» **RECORDS FOR THE TASK**:
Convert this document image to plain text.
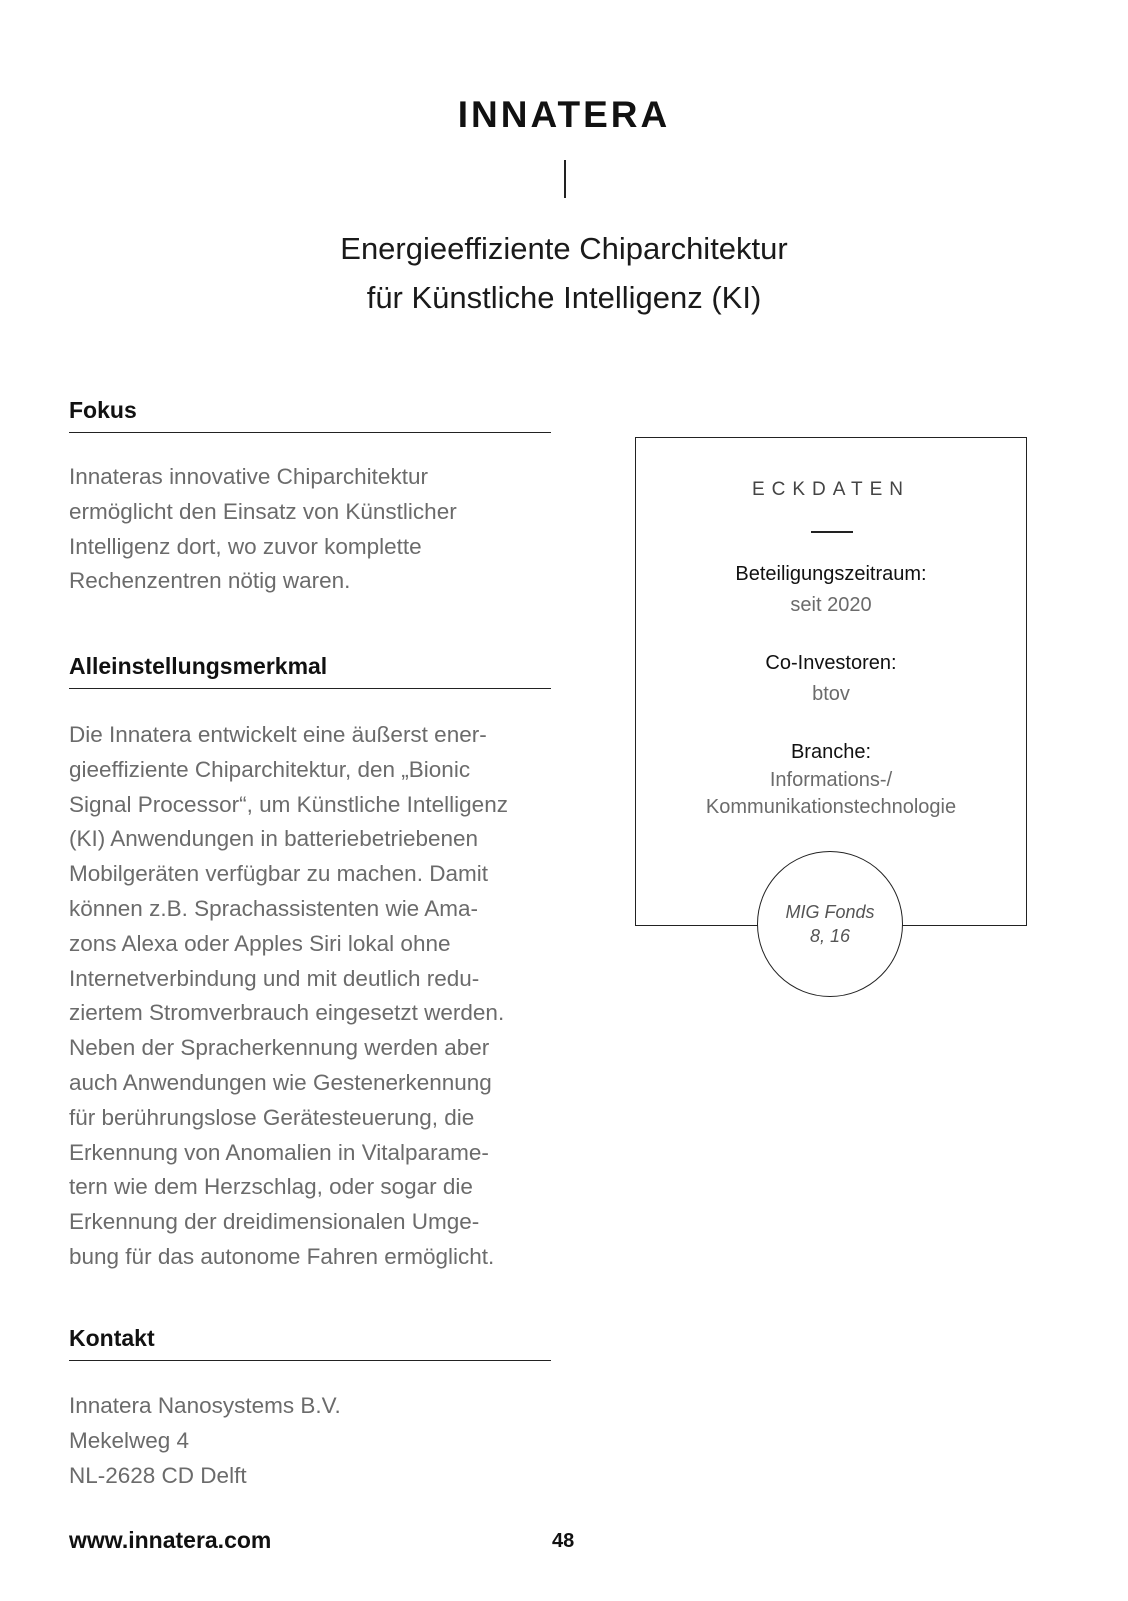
INNATERA
Energieeffiziente Chiparchitektur
für Künstliche Intelligenz (KI)
Fokus
Innateras innovative Chiparchitektur
ermöglicht den Einsatz von Künstlicher
Intelligenz dort, wo zuvor komplette
Rechenzentren nötig waren.
Alleinstellungsmerkmal
Die Innatera entwickelt eine äußerst ener-
gieeffiziente Chiparchitektur, den „Bionic
Signal Processor“, um Künstliche Intelligenz
(KI) Anwendungen in batteriebetriebenen
Mobilgeräten verfügbar zu machen. Damit
können z.B. Sprachassistenten wie Ama-
zons Alexa oder Apples Siri lokal ohne
Internetverbindung und mit deutlich redu-
ziertem Stromverbrauch eingesetzt werden.
Neben der Spracherkennung werden aber
auch Anwendungen wie Gestenerkennung
für berührungslose Gerätesteuerung, die
Erkennung von Anomalien in Vitalparame-
tern wie dem Herzschlag, oder sogar die
Erkennung der dreidimensionalen Umge-
bung für das autonome Fahren ermöglicht.
Kontakt
Innatera Nanosystems B.V.
Mekelweg 4
NL-2628 CD Delft
www.innatera.com	48
ECKDATEN
Beteiligungszeitraum:
seit 2020
Co-Investoren:
btov
Branche:
Informations-/
Kommunikationstechnologie
MIG Fonds
8, 16
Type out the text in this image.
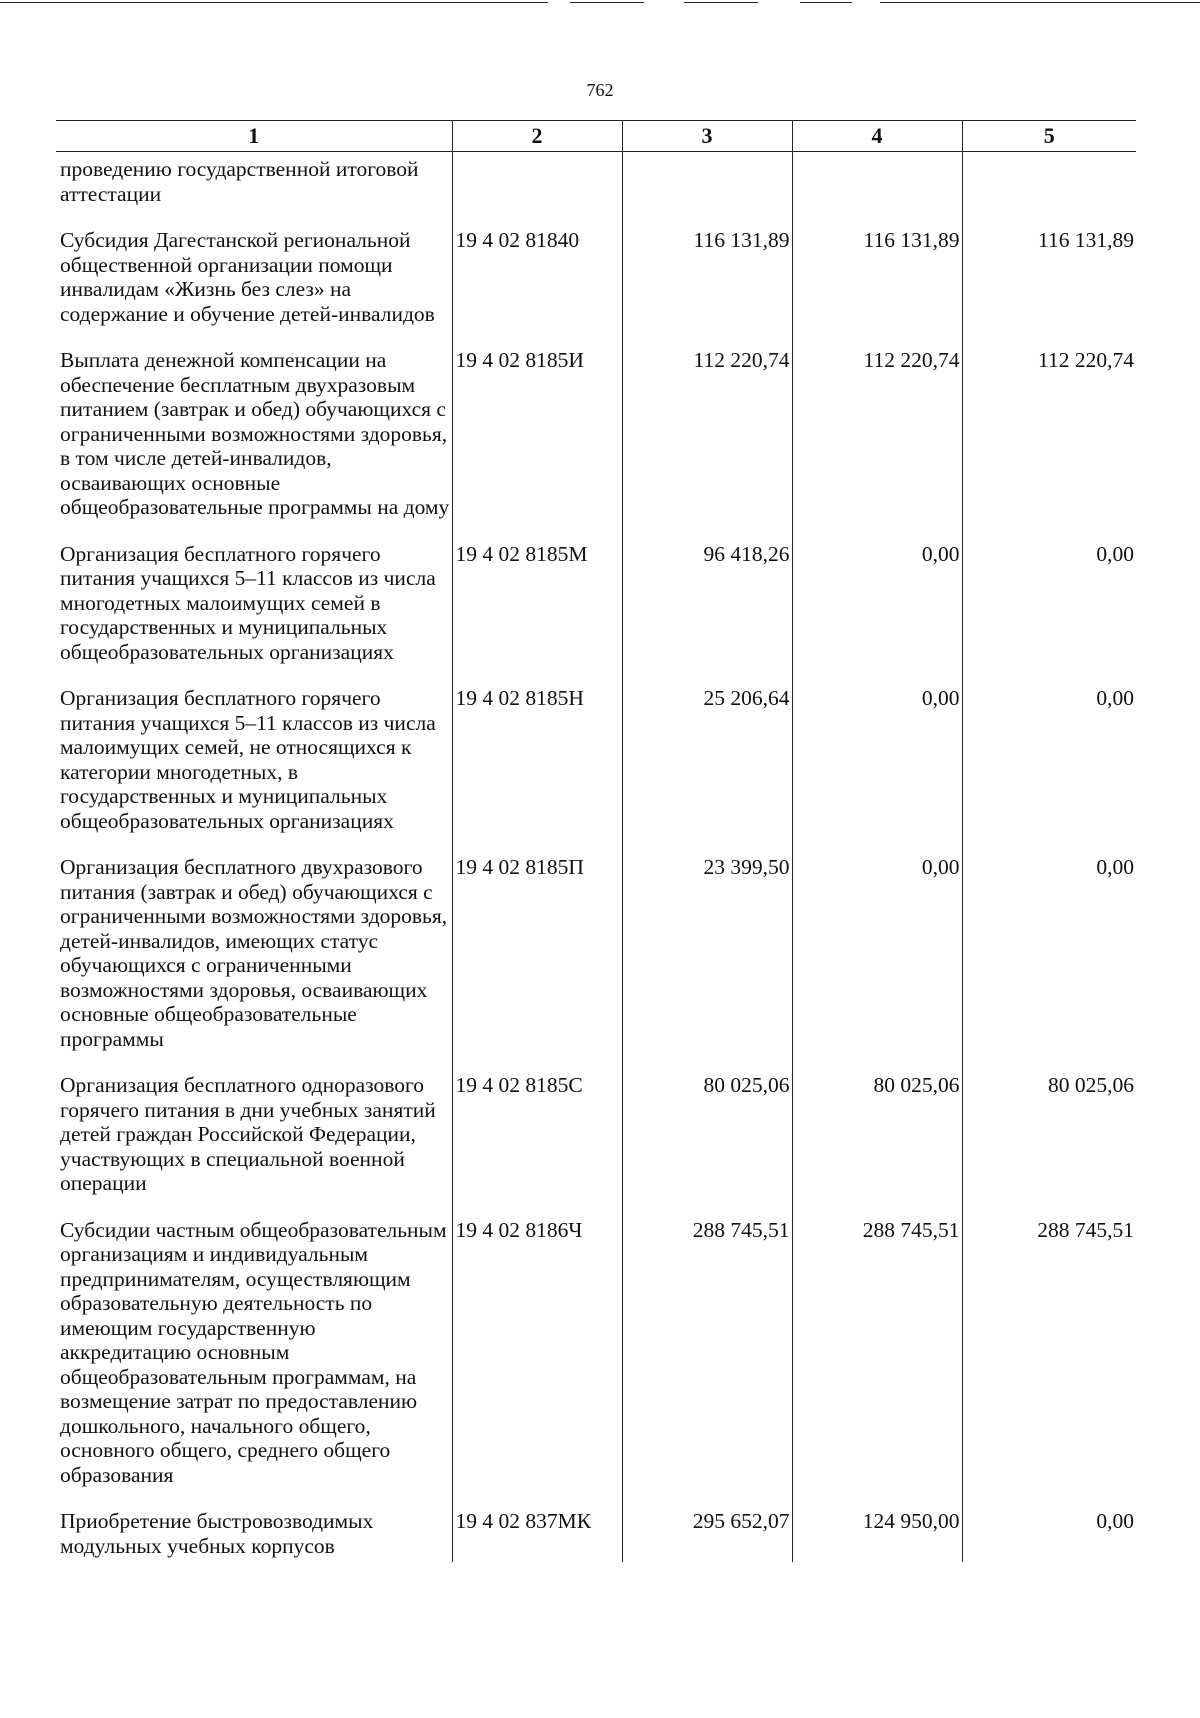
762
1	2	3	4	5

проведению государственной итоговой аттестации				

Субсидия Дагестанской региональной общественной организации помощи инвалидам «Жизнь без слез» на содержание и обучение детей-инвалидов	19 4 02 81840	116 131,89	116 131,89	116 131,89
Выплата денежной компенсации на обеспечение бесплатным двухразовым питанием (завтрак и обед) обучающихся с ограниченными возможностями здоровья, в том числе детей-инвалидов, осваивающих основные общеобразовательные программы на дому	19 4 02 8185И	112 220,74	112 220,74	112 220,74
Организация бесплатного горячего питания учащихся 5–11 классов из числа многодетных малоимущих семей в государственных и муниципальных общеобразовательных организациях	19 4 02 8185М	96 418,26	0,00	0,00
Организация бесплатного горячего питания учащихся 5–11 классов из числа малоимущих семей, не относящихся к категории многодетных, в государственных и муниципальных общеобразовательных организациях	19 4 02 8185Н	25 206,64	0,00	0,00
Организация бесплатного двухразового питания (завтрак и обед) обучающихся с ограниченными возможностями здоровья, детей-инвалидов, имеющих статус обучающихся с ограниченными возможностями здоровья, осваивающих основные общеобразовательные программы	19 4 02 8185П	23 399,50	0,00	0,00
Организация бесплатного одноразового горячего питания в дни учебных занятий детей граждан Российской Федерации, участвующих в специальной военной операции	19 4 02 8185С	80 025,06	80 025,06	80 025,06
Субсидии частным общеобразовательным организациям и индивидуальным предпринимателям, осуществляющим образовательную деятельность по имеющим государственную аккредитацию основным общеобразовательным программам, на возмещение затрат по предоставлению дошкольного, начального общего, основного общего, среднего общего образования	19 4 02 8186Ч	288 745,51	288 745,51	288 745,51
Приобретение быстровозводимых модульных учебных корпусов	19 4 02 837МК	295 652,07	124 950,00	0,00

» **PROBLEM REQUIREMENTS**:
From the data above, copy each line that has the string "ermöglicht".

» **FINISHED TASK**:
ermöglicht den Einsatz von Künstlicher
bung für das autonome Fahren ermöglicht.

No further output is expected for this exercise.